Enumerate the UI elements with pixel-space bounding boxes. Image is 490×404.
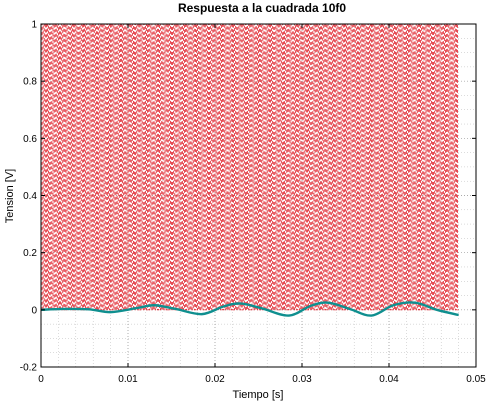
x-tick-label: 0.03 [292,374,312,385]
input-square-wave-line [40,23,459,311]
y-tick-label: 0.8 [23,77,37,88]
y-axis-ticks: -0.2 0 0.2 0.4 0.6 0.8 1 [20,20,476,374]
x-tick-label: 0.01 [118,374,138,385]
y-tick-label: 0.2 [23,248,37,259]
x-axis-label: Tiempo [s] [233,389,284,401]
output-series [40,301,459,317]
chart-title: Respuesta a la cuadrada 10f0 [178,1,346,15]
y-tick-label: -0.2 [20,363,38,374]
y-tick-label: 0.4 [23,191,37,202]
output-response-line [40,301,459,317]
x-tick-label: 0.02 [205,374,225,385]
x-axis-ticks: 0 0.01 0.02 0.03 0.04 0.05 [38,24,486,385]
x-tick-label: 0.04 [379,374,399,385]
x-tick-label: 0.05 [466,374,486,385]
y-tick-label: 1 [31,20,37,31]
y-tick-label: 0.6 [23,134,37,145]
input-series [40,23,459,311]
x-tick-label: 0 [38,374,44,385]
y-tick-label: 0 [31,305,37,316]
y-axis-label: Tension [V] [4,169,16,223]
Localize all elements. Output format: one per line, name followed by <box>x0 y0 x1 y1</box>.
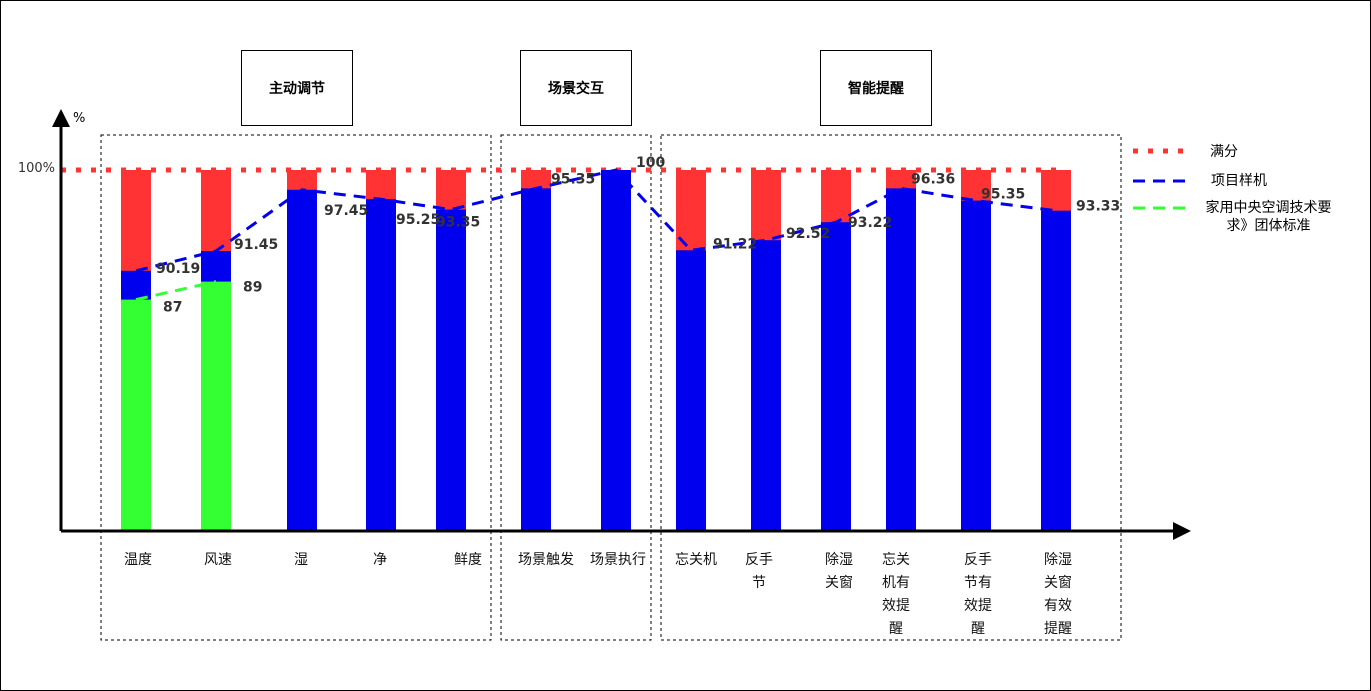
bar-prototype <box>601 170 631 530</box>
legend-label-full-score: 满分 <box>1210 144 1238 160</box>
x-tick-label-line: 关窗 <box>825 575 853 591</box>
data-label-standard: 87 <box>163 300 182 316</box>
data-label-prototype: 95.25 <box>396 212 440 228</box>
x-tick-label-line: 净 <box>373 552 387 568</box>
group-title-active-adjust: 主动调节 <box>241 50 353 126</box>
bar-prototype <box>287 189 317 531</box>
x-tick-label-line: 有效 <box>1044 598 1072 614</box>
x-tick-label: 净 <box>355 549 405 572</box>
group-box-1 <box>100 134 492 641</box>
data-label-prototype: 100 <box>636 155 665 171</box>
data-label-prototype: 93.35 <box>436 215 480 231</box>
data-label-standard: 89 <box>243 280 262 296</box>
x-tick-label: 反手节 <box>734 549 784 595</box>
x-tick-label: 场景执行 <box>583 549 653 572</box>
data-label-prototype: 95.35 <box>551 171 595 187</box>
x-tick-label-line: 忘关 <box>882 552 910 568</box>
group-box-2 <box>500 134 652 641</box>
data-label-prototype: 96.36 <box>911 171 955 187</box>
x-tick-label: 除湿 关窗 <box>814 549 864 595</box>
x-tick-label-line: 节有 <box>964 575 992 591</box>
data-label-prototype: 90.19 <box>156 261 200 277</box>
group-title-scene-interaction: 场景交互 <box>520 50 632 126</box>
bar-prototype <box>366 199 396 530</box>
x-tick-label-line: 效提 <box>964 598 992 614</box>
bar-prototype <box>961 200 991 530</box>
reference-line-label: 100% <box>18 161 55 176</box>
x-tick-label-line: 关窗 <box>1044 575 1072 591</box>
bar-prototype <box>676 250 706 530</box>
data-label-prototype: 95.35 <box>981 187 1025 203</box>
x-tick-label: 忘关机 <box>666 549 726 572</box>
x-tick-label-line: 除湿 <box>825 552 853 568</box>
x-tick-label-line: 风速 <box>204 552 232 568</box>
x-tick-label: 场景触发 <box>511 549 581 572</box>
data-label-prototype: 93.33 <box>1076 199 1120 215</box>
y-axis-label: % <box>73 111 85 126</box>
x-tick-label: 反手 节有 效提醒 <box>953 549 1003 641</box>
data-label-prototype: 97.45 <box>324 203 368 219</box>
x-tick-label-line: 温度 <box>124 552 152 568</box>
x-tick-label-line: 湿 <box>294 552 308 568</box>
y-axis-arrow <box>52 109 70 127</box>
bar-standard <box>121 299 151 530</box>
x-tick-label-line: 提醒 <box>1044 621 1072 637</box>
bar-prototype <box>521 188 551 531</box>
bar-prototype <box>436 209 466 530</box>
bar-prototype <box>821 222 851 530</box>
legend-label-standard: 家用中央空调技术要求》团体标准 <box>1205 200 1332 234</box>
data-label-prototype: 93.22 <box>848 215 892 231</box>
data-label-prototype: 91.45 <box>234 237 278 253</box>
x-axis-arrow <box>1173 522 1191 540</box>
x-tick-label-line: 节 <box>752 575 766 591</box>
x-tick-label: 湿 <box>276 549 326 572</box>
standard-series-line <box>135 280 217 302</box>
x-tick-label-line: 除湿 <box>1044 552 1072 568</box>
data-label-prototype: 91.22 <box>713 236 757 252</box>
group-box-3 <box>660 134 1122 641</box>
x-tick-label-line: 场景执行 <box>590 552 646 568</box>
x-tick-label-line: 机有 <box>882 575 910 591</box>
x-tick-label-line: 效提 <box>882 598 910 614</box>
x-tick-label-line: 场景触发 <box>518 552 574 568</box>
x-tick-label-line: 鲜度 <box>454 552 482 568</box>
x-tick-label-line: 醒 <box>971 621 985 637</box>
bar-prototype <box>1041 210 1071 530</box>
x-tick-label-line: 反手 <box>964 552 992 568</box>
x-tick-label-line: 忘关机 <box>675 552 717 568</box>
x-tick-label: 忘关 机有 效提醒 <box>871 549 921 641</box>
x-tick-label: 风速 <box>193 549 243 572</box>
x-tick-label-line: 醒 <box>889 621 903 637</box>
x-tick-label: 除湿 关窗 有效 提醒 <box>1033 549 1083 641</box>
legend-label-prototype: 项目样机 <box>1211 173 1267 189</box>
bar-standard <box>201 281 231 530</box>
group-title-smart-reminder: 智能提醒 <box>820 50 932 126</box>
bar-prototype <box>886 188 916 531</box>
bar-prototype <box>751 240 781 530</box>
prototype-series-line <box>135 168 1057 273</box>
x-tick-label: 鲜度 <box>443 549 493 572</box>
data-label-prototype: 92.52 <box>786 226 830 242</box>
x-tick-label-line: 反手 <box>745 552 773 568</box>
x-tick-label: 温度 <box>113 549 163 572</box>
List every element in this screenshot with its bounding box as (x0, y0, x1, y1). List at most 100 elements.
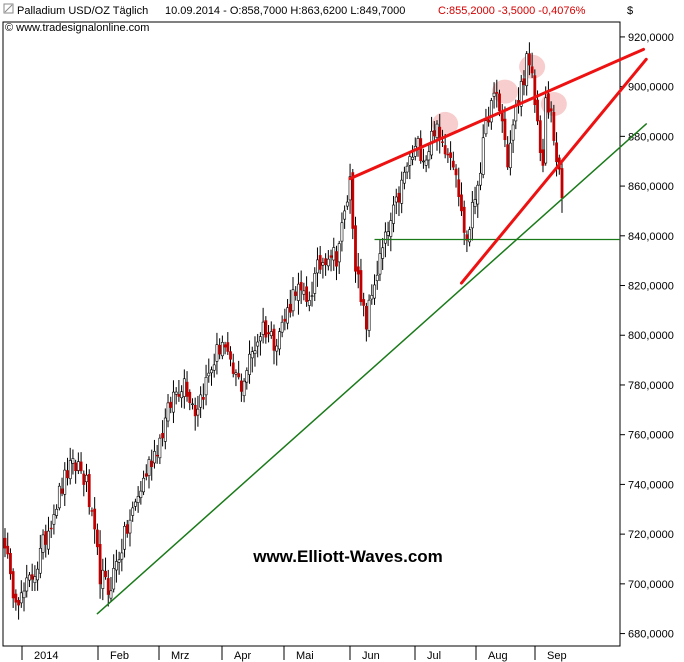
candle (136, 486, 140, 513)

---+---

> _THE TASK_
Rewrite all of the records above with every instance of "data-label-prototype" changed to "value-label-prototype" and nothing else altered. Omit the pictures.

> _PROBLEM SOLUTION_
Enumerate the UI elements with pixel-space bounding boxes. Image is 490×404.
x-tick-label: 0.03 [292,374,312,385]
input-square-wave-line [40,23,459,311]
y-tick-label: 0.8 [23,77,37,88]
y-axis-ticks: -0.2 0 0.2 0.4 0.6 0.8 1 [20,20,476,374]
x-tick-label: 0.01 [118,374,138,385]
y-tick-label: 0.2 [23,248,37,259]
x-axis-label: Tiempo [s] [233,389,284,401]
output-series [40,301,459,317]
chart-title: Respuesta a la cuadrada 10f0 [178,1,346,15]
y-tick-label: -0.2 [20,363,38,374]
y-tick-label: 0.4 [23,191,37,202]
output-response-line [40,301,459,317]
x-tick-label: 0.02 [205,374,225,385]
x-axis-ticks: 0 0.01 0.02 0.03 0.04 0.05 [38,24,486,385]
x-tick-label: 0.04 [379,374,399,385]
x-tick-label: 0.05 [466,374,486,385]
y-tick-label: 1 [31,20,37,31]
y-tick-label: 0.6 [23,134,37,145]
input-series [40,23,459,311]
x-tick-label: 0 [38,374,44,385]
y-tick-label: 0 [31,305,37,316]
y-axis-label: Tension [V] [4,169,16,223]
Localize all elements. Output format: one per line, name followed by <box>x0 y0 x1 y1</box>.
bar-prototype <box>601 170 631 530</box>
legend-label-full-score: 满分 <box>1210 144 1238 160</box>
x-tick-label-line: 关窗 <box>825 575 853 591</box>
data-label-standard: 87 <box>163 300 182 316</box>
value-label-prototype: 95.25 <box>396 212 440 228</box>
x-tick-label-line: 净 <box>373 552 387 568</box>
group-title-active-adjust: 主动调节 <box>241 50 353 126</box>
bar-prototype <box>287 189 317 531</box>
x-tick-label-line: 有效 <box>1044 598 1072 614</box>
x-tick-label: 净 <box>355 549 405 572</box>
group-box-1 <box>100 134 492 641</box>
value-label-prototype: 100 <box>636 155 665 171</box>
value-label-prototype: 93.35 <box>436 215 480 231</box>
data-label-standard: 89 <box>243 280 262 296</box>
x-tick-label: 反手节 <box>734 549 784 595</box>
x-tick-label: 场景执行 <box>583 549 653 572</box>
value-label-prototype: 95.35 <box>551 171 595 187</box>
x-tick-label-line: 忘关 <box>882 552 910 568</box>
group-box-2 <box>500 134 652 641</box>
value-label-prototype: 96.36 <box>911 171 955 187</box>
x-tick-label: 除湿 关窗 <box>814 549 864 595</box>
x-tick-label-line: 节有 <box>964 575 992 591</box>
value-label-prototype: 90.19 <box>156 261 200 277</box>
group-title-scene-interaction: 场景交互 <box>520 50 632 126</box>
bar-prototype <box>366 199 396 530</box>
x-tick-label-line: 效提 <box>964 598 992 614</box>
bar-prototype <box>961 200 991 530</box>
reference-line-label: 100% <box>18 161 55 176</box>
x-tick-label-line: 关窗 <box>1044 575 1072 591</box>
bar-prototype <box>676 250 706 530</box>
value-label-prototype: 95.35 <box>981 187 1025 203</box>
x-tick-label: 忘关机 <box>666 549 726 572</box>
x-tick-label-line: 除湿 <box>825 552 853 568</box>
x-tick-label-line: 风速 <box>204 552 232 568</box>
x-tick-label: 场景触发 <box>511 549 581 572</box>
value-label-prototype: 93.33 <box>1076 199 1120 215</box>
y-axis-label: % <box>73 111 85 126</box>
x-tick-label: 反手 节有 效提醒 <box>953 549 1003 641</box>
value-label-prototype: 97.45 <box>324 203 368 219</box>
x-tick-label-line: 温度 <box>124 552 152 568</box>
x-tick-label-line: 湿 <box>294 552 308 568</box>
y-axis-arrow <box>52 109 70 127</box>
bar-standard <box>121 299 151 530</box>
x-tick-label-line: 提醒 <box>1044 621 1072 637</box>
bar-prototype <box>521 188 551 531</box>
bar-prototype <box>436 209 466 530</box>
bar-prototype <box>821 222 851 530</box>
legend-label-standard: 家用中央空调技术要求》团体标准 <box>1205 200 1332 234</box>
value-label-prototype: 93.22 <box>848 215 892 231</box>
value-label-prototype: 91.45 <box>234 237 278 253</box>
x-axis-arrow <box>1173 522 1191 540</box>
x-tick-label-line: 节 <box>752 575 766 591</box>
x-tick-label: 湿 <box>276 549 326 572</box>
standard-series-line <box>135 280 217 302</box>
x-tick-label-line: 除湿 <box>1044 552 1072 568</box>
value-label-prototype: 91.22 <box>713 236 757 252</box>
group-box-3 <box>660 134 1122 641</box>
x-tick-label-line: 场景执行 <box>590 552 646 568</box>
x-tick-label-line: 机有 <box>882 575 910 591</box>
x-tick-label-line: 效提 <box>882 598 910 614</box>
x-tick-label-line: 场景触发 <box>518 552 574 568</box>
x-tick-label-line: 鲜度 <box>454 552 482 568</box>
x-tick-label-line: 醒 <box>971 621 985 637</box>
bar-prototype <box>1041 210 1071 530</box>
x-tick-label-line: 反手 <box>964 552 992 568</box>
x-tick-label-line: 忘关机 <box>675 552 717 568</box>
x-tick-label: 忘关 机有 效提醒 <box>871 549 921 641</box>
x-tick-label: 风速 <box>193 549 243 572</box>
x-tick-label-line: 醒 <box>889 621 903 637</box>
x-tick-label: 除湿 关窗 有效 提醒 <box>1033 549 1083 641</box>
legend-label-prototype: 项目样机 <box>1211 173 1267 189</box>
bar-standard <box>201 281 231 530</box>
group-title-smart-reminder: 智能提醒 <box>820 50 932 126</box>
bar-prototype <box>886 188 916 531</box>
bar-prototype <box>751 240 781 530</box>
prototype-series-line <box>135 168 1057 273</box>
x-tick-label: 鲜度 <box>443 549 493 572</box>
value-label-prototype: 92.52 <box>786 226 830 242</box>
x-tick-label-line: 反手 <box>745 552 773 568</box>
x-tick-label: 温度 <box>113 549 163 572</box>
List every element in this screenshot with its bounding box as (x0, y0, x1, y1). List at most 100 elements.
candle (136, 486, 140, 513)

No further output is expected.